**BRANO SELEZIONATO**
=-=-=

Le seguenti domande e risposte sono state
pubblicate sul sito Vegolosi.it in un'intervista a cura di Laura Di
Cintio, insieme alle risposte di due associazioni animaliste (è possibile
leggere queste ultime consultando l'intervista completa qui)
1. Cosa pensate degli allevamenti intensivi?
Degli allevamenti intensivi pensiamo, grosso
modo, che sono dei lager, nel senso di luoghi di concentrazione di grandi
quantità di corpi. Luoghi in cui questi corpi vengono fatti riprodurre forzatamente,
ingrassati e fatti a pezzi unicamente in funzione del profitto di pochi. Luoghi
in cui mucche, polli, maiali, conigli, pesci sono sottoposti a torture
insopportabili, in cui resistono in mille modi (fuggendo, ribellandosi,
rifiutando il cibo, ammalandosi, mutilandosi), ma trovano un ambiente
strutturato appositamente per rendere vani i loro tentativi.
Va detto che, nell’affermare quanto sopra, non
siamo certo molto originali: tutte le realtà antispeciste contestano gli
allevamenti intensivi, e ottengono facilmente una certa visibilità mediatica.

=-=-=

**LA RICHIESTA**
Nel brano sugli allevamenti intensivi, chi ha curato l'intervista pubblicata su Vegolosi.it?

**INFORMAZIONI MOSTRATE**
=-=-=

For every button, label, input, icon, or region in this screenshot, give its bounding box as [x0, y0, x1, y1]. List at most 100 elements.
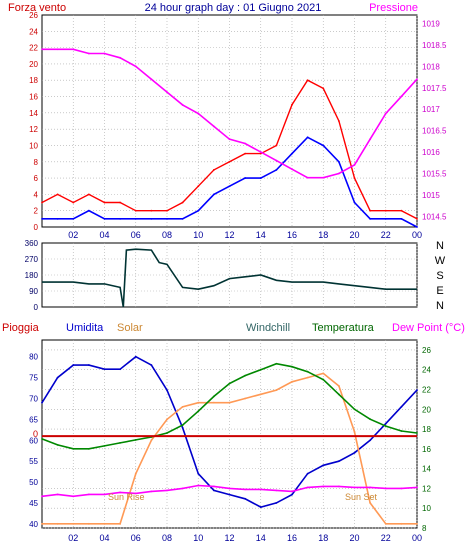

=-=-=

**ESITO DEL COMPITO**
Laura Di Cintio.